◆ **Brano estratto**:
┄┄┄┄┄┄
APPELLATI oggetto: contratto di conto corrente;
appello avverso la sentenza del

Tribunale di Bari n. 29/2022 del 3 gennaio 2022
Conclusioni


All'udienza del 14 giugno 2024 i procuratori delle parti hanno precisato le conclusioni a mezzo delle note di trattazione scritta, riportandosi ai rispettivi scritti difensivi.
MOTIVI DELLA DECISIONE
Con atto di citazione notificato in data 22.5.2015, la MA s.a.s. di
IO MA & C. (d'ora in poi – breviter – solo “MA s.a.s.”) chiese al Tribunale di Bari di condannare Banca Apulia S.p.a. al pagamento di
€51.551,00, oltre interessi, a titolo di rimborso degli addebiti sul conto corrente per bonifici non autorizzati, con vittoria delle spese processuali.
┄┄┄┄┄┄
◆ **Materiale**:
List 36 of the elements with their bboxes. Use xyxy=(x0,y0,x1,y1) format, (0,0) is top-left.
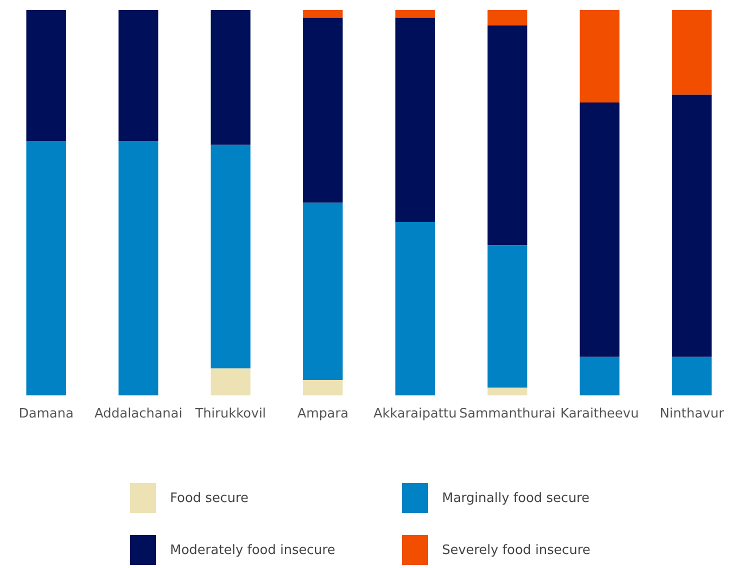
┄┄┄┄┄┄
◆ **Compito assegnato**:
Ricopia senza alcuna modifica la parte del brano estratto che inizia con "Tribunale di Bari n." e prosegue fino a "delle spese processuali.".

◆ **Risposta all'esercizio**:
Tribunale di Bari n. 29/2022 del 3 gennaio 2022
Conclusioni


All'udienza del 14 giugno 2024 i procuratori delle parti hanno precisato le conclusioni a mezzo delle note di trattazione scritta, riportandosi ai rispettivi scritti difensivi.
MOTIVI DELLA DECISIONE
Con atto di citazione notificato in data 22.5.2015, la MA s.a.s. di
IO MA & C. (d'ora in poi – breviter – solo “MA s.a.s.”) chiese al Tribunale di Bari di condannare Banca Apulia S.p.a. al pagamento di
€51.551,00, oltre interessi, a titolo di rimborso degli addebiti sul conto corrente per bonifici non autorizzati, con vittoria delle spese processuali.